*** Dataset extract

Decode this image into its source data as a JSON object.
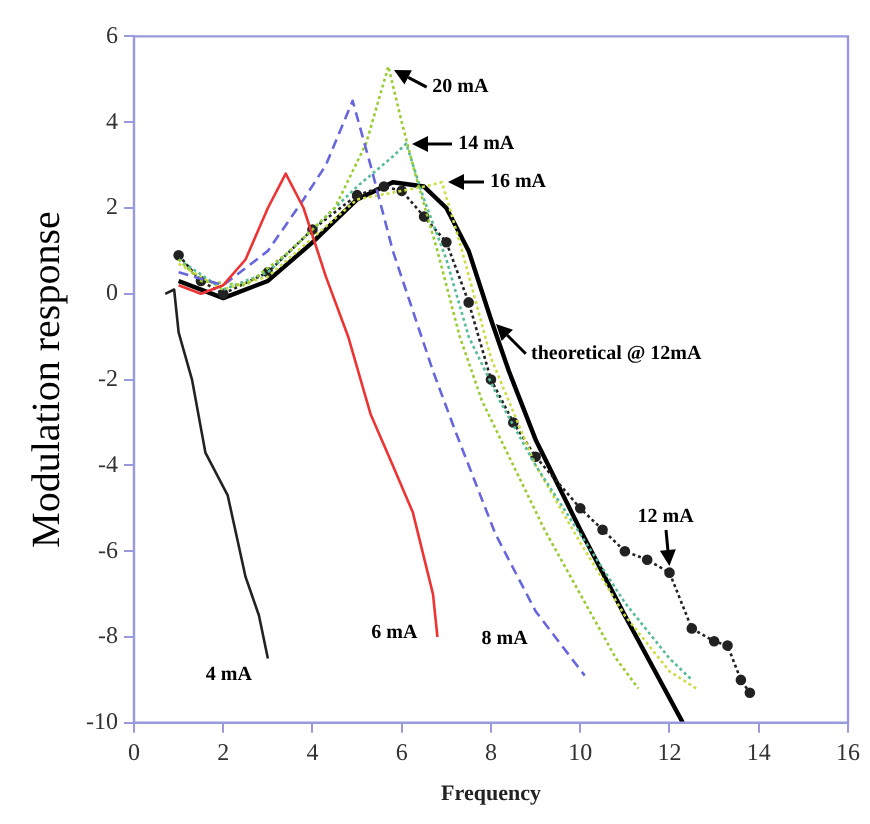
{
  "chart_data": {
    "type": "line",
    "xlabel": "Frequency",
    "ylabel": "Modulation response",
    "xlim": [
      0,
      16
    ],
    "xticks": [
      0,
      2,
      4,
      6,
      8,
      10,
      12,
      14,
      16
    ],
    "ylim": [
      -10,
      6
    ],
    "yticks": [
      -10,
      -8,
      -6,
      -4,
      -2,
      0,
      2,
      4,
      6
    ],
    "grid": false,
    "legend": false,
    "marker": "none",
    "line_style": "solid",
    "series": [
      {
        "color": "#222222",
        "x": [
          0.7,
          0.9,
          1.0,
          1.3,
          1.6,
          2.1,
          2.5,
          2.8,
          3.0
        ],
        "values": [
          0,
          0.1,
          -0.9,
          -2,
          -3.7,
          -4.7,
          -6.6,
          -7.5,
          -8.5
        ]
      },
      {
        "color": "#ee3333",
        "x": [
          1,
          1.5,
          2,
          2.5,
          3,
          3.4,
          3.8,
          4.3,
          4.8,
          5.3,
          5.8,
          6.25,
          6.7,
          6.8
        ],
        "values": [
          0.2,
          0,
          0.2,
          0.8,
          2,
          2.8,
          2,
          0.4,
          -1,
          -2.8,
          -4,
          -5.1,
          -7,
          -8
        ]
      },
      {
        "color": "#6666dd",
        "line_style": "dashed",
        "x": [
          1,
          2,
          3,
          3.8,
          4.3,
          4.9,
          5.3,
          5.8,
          6.7,
          7.2,
          8.1,
          9,
          10.1
        ],
        "values": [
          0.5,
          0.2,
          1,
          2.2,
          3,
          4.5,
          3,
          1,
          -1.8,
          -3.2,
          -5.6,
          -7.4,
          -8.9
        ]
      },
      {
        "color": "#99cc33",
        "line_style": "dotted",
        "x": [
          1,
          1.5,
          2.5,
          3.5,
          4.5,
          5.2,
          5.7,
          6,
          6.3,
          6.8,
          7.3,
          7.8,
          8.5,
          9.2,
          10,
          10.8,
          11.3
        ],
        "values": [
          0.8,
          0.3,
          0.2,
          1,
          2,
          3.5,
          5.3,
          4,
          2.8,
          1,
          -1,
          -2.5,
          -4,
          -5.5,
          -7,
          -8.5,
          -9.2
        ]
      },
      {
        "color": "#55bb99",
        "line_style": "dotted",
        "x": [
          1,
          2,
          3,
          4,
          5,
          5.8,
          6.1,
          6.5,
          7,
          7.5,
          8.2,
          9,
          10,
          11,
          12,
          12.5
        ],
        "values": [
          0.8,
          0.1,
          0.5,
          1.5,
          2.5,
          3.2,
          3.5,
          2.2,
          0.8,
          -1,
          -2.5,
          -4,
          -5.6,
          -7.2,
          -8.5,
          -9
        ]
      },
      {
        "color": "#ccdd44",
        "line_style": "dotted",
        "x": [
          1,
          2,
          3,
          4,
          5,
          6,
          6.5,
          6.9,
          7.3,
          8,
          9,
          10,
          11,
          12,
          12.6
        ],
        "values": [
          0.7,
          0.1,
          0.4,
          1.3,
          2.2,
          2.4,
          2.5,
          2.6,
          1.2,
          -1.5,
          -4,
          -5.8,
          -7.5,
          -8.8,
          -9.2
        ]
      },
      {
        "color": "#222222",
        "line_style": "dotted",
        "marker": "circle",
        "x": [
          1,
          1.5,
          2,
          3,
          4,
          5,
          5.6,
          6,
          6.5,
          7,
          7.5,
          8,
          8.5,
          9,
          10,
          10.5,
          11,
          11.5,
          12,
          12.5,
          13,
          13.3,
          13.6,
          13.8
        ],
        "values": [
          0.9,
          0.3,
          0,
          0.5,
          1.5,
          2.3,
          2.5,
          2.4,
          1.8,
          1.2,
          -0.2,
          -2,
          -3,
          -3.8,
          -5,
          -5.5,
          -6,
          -6.2,
          -6.5,
          -7.8,
          -8.1,
          -8.2,
          -9,
          -9.3
        ]
      },
      {
        "color": "#000000",
        "x": [
          1,
          2,
          3,
          4,
          5,
          5.8,
          6.5,
          7,
          7.5,
          8,
          8.4,
          9,
          10,
          11,
          12.3
        ],
        "values": [
          0.3,
          -0.1,
          0.3,
          1.2,
          2.2,
          2.6,
          2.5,
          2,
          1,
          -0.6,
          -1.8,
          -3.4,
          -5.5,
          -7.5,
          -10
        ]
      }
    ],
    "annotations": [
      {
        "text": "20 mA",
        "x": 5.7,
        "y": 5.3
      },
      {
        "text": "14 mA",
        "x": 6.1,
        "y": 3.5
      },
      {
        "text": "16 mA",
        "x": 6.9,
        "y": 2.6
      },
      {
        "text": "theoretical @ 12mA",
        "x": 8,
        "y": -0.6
      },
      {
        "text": "12 mA",
        "x": 12,
        "y": -6.5
      },
      {
        "text": "4 mA",
        "x": 3.0,
        "y": -8.5
      },
      {
        "text": "6 mA",
        "x": 6.8,
        "y": -8
      },
      {
        "text": "8 mA",
        "x": 9,
        "y": -7.4
      }
    ]
  }
}
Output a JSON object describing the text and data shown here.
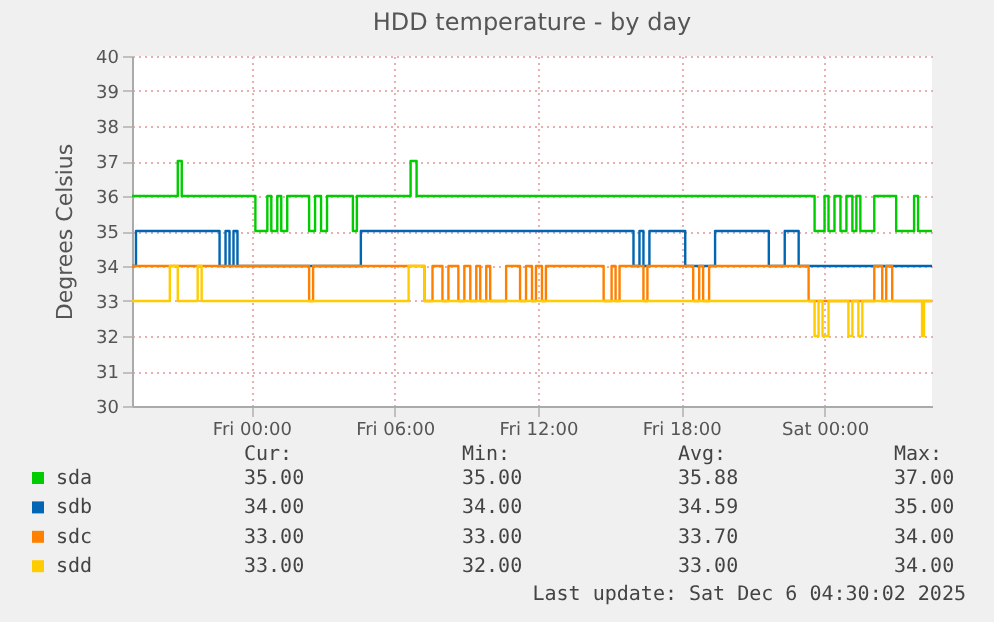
{
  "chart_data": {
    "type": "step",
    "title": "HDD temperature - by day",
    "ylabel": "Degrees Celsius",
    "xlim": [
      "2025-12-04T19:00",
      "2025-12-06T04:30"
    ],
    "xticks": [
      {
        "value": "2025-12-05T00:00",
        "label": "Fri 00:00"
      },
      {
        "value": "2025-12-05T06:00",
        "label": "Fri 06:00"
      },
      {
        "value": "2025-12-05T12:00",
        "label": "Fri 12:00"
      },
      {
        "value": "2025-12-05T18:00",
        "label": "Fri 18:00"
      },
      {
        "value": "2025-12-06T00:00",
        "label": "Sat 00:00"
      }
    ],
    "ylim": [
      30,
      40
    ],
    "yticks": [
      30,
      31,
      32,
      33,
      34,
      35,
      36,
      37,
      38,
      39,
      40
    ],
    "grid": true,
    "legend": "bottom",
    "series": [
      {
        "name": "sda",
        "color": "#00cc00",
        "x": [
          "2025-12-04T19:00",
          "2025-12-04T20:55",
          "2025-12-04T21:05",
          "2025-12-05T00:10",
          "2025-12-05T00:40",
          "2025-12-05T00:50",
          "2025-12-05T01:05",
          "2025-12-05T01:15",
          "2025-12-05T01:30",
          "2025-12-05T02:25",
          "2025-12-05T02:40",
          "2025-12-05T02:55",
          "2025-12-05T03:10",
          "2025-12-05T04:15",
          "2025-12-05T04:25",
          "2025-12-05T06:40",
          "2025-12-05T06:55",
          "2025-12-05T23:35",
          "2025-12-06T00:00",
          "2025-12-06T00:10",
          "2025-12-06T00:25",
          "2025-12-06T00:40",
          "2025-12-06T00:55",
          "2025-12-06T01:10",
          "2025-12-06T01:20",
          "2025-12-06T01:30",
          "2025-12-06T02:05",
          "2025-12-06T03:00",
          "2025-12-06T03:45",
          "2025-12-06T03:55",
          "2025-12-06T04:30"
        ],
        "values": [
          36,
          37,
          36,
          35,
          36,
          35,
          36,
          35,
          36,
          35,
          36,
          35,
          36,
          35,
          36,
          37,
          36,
          35,
          36,
          35,
          36,
          35,
          36,
          35,
          36,
          35,
          36,
          35,
          36,
          35,
          35
        ]
      },
      {
        "name": "sdb",
        "color": "#0066b3",
        "x": [
          "2025-12-04T19:00",
          "2025-12-04T19:10",
          "2025-12-04T22:40",
          "2025-12-04T22:55",
          "2025-12-04T23:05",
          "2025-12-04T23:15",
          "2025-12-04T23:25",
          "2025-12-05T04:35",
          "2025-12-05T16:00",
          "2025-12-05T16:15",
          "2025-12-05T16:25",
          "2025-12-05T16:40",
          "2025-12-05T18:10",
          "2025-12-05T19:25",
          "2025-12-05T21:40",
          "2025-12-05T22:20",
          "2025-12-05T22:55",
          "2025-12-06T04:30"
        ],
        "values": [
          34,
          35,
          34,
          35,
          34,
          35,
          34,
          35,
          34,
          35,
          34,
          35,
          34,
          35,
          34,
          35,
          34,
          34
        ]
      },
      {
        "name": "sdc",
        "color": "#ff8000",
        "x": [
          "2025-12-04T19:00",
          "2025-12-05T02:25",
          "2025-12-05T02:35",
          "2025-12-05T07:15",
          "2025-12-05T07:35",
          "2025-12-05T08:00",
          "2025-12-05T08:15",
          "2025-12-05T08:40",
          "2025-12-05T08:55",
          "2025-12-05T09:10",
          "2025-12-05T09:25",
          "2025-12-05T09:35",
          "2025-12-05T09:50",
          "2025-12-05T10:00",
          "2025-12-05T10:40",
          "2025-12-05T11:15",
          "2025-12-05T11:30",
          "2025-12-05T11:45",
          "2025-12-05T11:55",
          "2025-12-05T12:10",
          "2025-12-05T12:20",
          "2025-12-05T14:45",
          "2025-12-05T15:05",
          "2025-12-05T15:15",
          "2025-12-05T15:25",
          "2025-12-05T16:25",
          "2025-12-05T16:35",
          "2025-12-05T18:30",
          "2025-12-05T18:45",
          "2025-12-05T18:55",
          "2025-12-05T19:10",
          "2025-12-05T23:20",
          "2025-12-06T02:05",
          "2025-12-06T02:25",
          "2025-12-06T02:35",
          "2025-12-06T02:50",
          "2025-12-06T04:30"
        ],
        "values": [
          34,
          33,
          34,
          33,
          34,
          33,
          34,
          33,
          34,
          33,
          34,
          33,
          34,
          33,
          34,
          33,
          34,
          33,
          34,
          33,
          34,
          33,
          34,
          33,
          34,
          33,
          34,
          33,
          34,
          33,
          34,
          33,
          34,
          33,
          34,
          33,
          33
        ]
      },
      {
        "name": "sdd",
        "color": "#ffcc00",
        "x": [
          "2025-12-04T19:00",
          "2025-12-04T20:35",
          "2025-12-04T20:55",
          "2025-12-04T21:45",
          "2025-12-04T21:55",
          "2025-12-05T06:35",
          "2025-12-05T07:15",
          "2025-12-05T23:35",
          "2025-12-05T23:45",
          "2025-12-05T23:55",
          "2025-12-06T00:10",
          "2025-12-06T01:00",
          "2025-12-06T01:10",
          "2025-12-06T01:25",
          "2025-12-06T01:35",
          "2025-12-06T04:05",
          "2025-12-06T04:10",
          "2025-12-06T04:30"
        ],
        "values": [
          33,
          34,
          33,
          34,
          33,
          34,
          33,
          32,
          33,
          32,
          33,
          32,
          33,
          32,
          33,
          32,
          33,
          33
        ]
      }
    ],
    "annotations": [
      "Cur:",
      "Min:",
      "Avg:",
      "Max:",
      "35.00",
      "35.00",
      "35.88",
      "37.00",
      "34.00",
      "34.00",
      "34.59",
      "35.00",
      "33.00",
      "33.00",
      "33.70",
      "34.00",
      "33.00",
      "32.00",
      "33.00",
      "34.00",
      "Last update: Sat Dec  6 04:30:02 2025"
    ]
  }
}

******

Goal of the exercise:
Tally up the lines of the listing containing the word "ylabel". Give only the total.

Correct output:
2